**** Reading passage

Though the building is not set to reopen to the public until 2024, plans announced by Paris’s Archbishop and the Canon of Notre Dame to update the tourist experience are already causing furious debate.

The 800-year-old cathedral is being restored after a major fire damaged the building in April 2019.

A team led by the Archbishop of Paris, Michael Aupetit, has proposed a modern, art-installation style interior experience that would involve information projected onto walls in Mandarin, meditation spaces and an “initiation trail” for visitors.

Paris-based architect Maurice Culot voiced his objections to The Telegraph, comparing the modern additions to Disneyland.

“It’s as if Disney were entering Notre Dame,” said Culot, who has seen the renovation plans.

“What they are proposing to do to Notre Dame would never be done to Westminster Abbey or St Peter’s in Rome,” he added.

The Spectator columnist Harry Mount also reached for the US mega-theme-parks in his comparison, calling plans for “emotional spaces” and a “discovery trail” a “politically correct Disneyland”.

********
**** Information supplied

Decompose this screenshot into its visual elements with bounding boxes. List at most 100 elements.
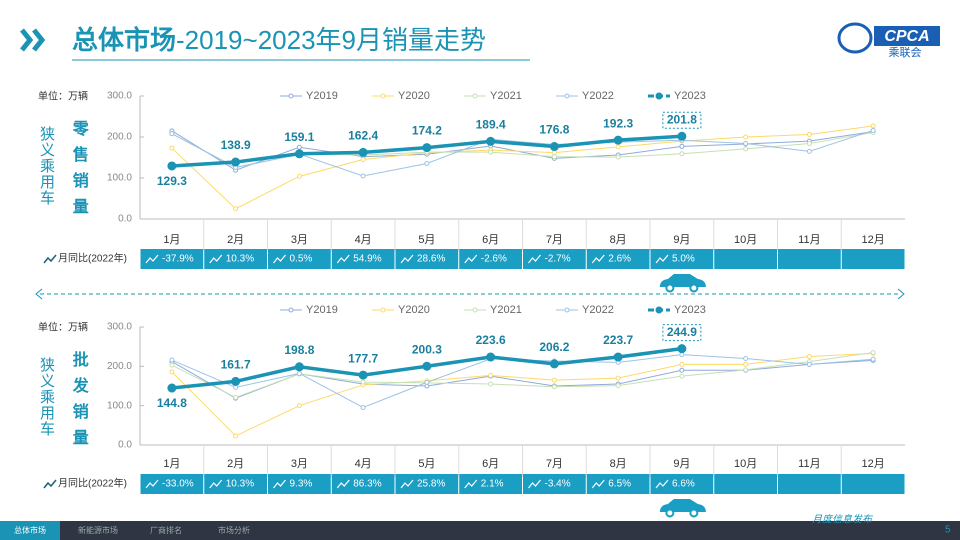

********

> Exercise instructions
A) List every person named in the Notre Dame passage.
B) In the Notre Dame passage, copy word for word the part that begins at the words "Though the building" and stops after "causing furious debate.".

> Solutions to the exercise
A) Michael Aupetit, Maurice Culot, Harry Mount

B)
Though the building is not set to reopen to the public until 2024, plans announced by Paris’s Archbishop and the Canon of Notre Dame to update the tourist experience are already causing furious debate.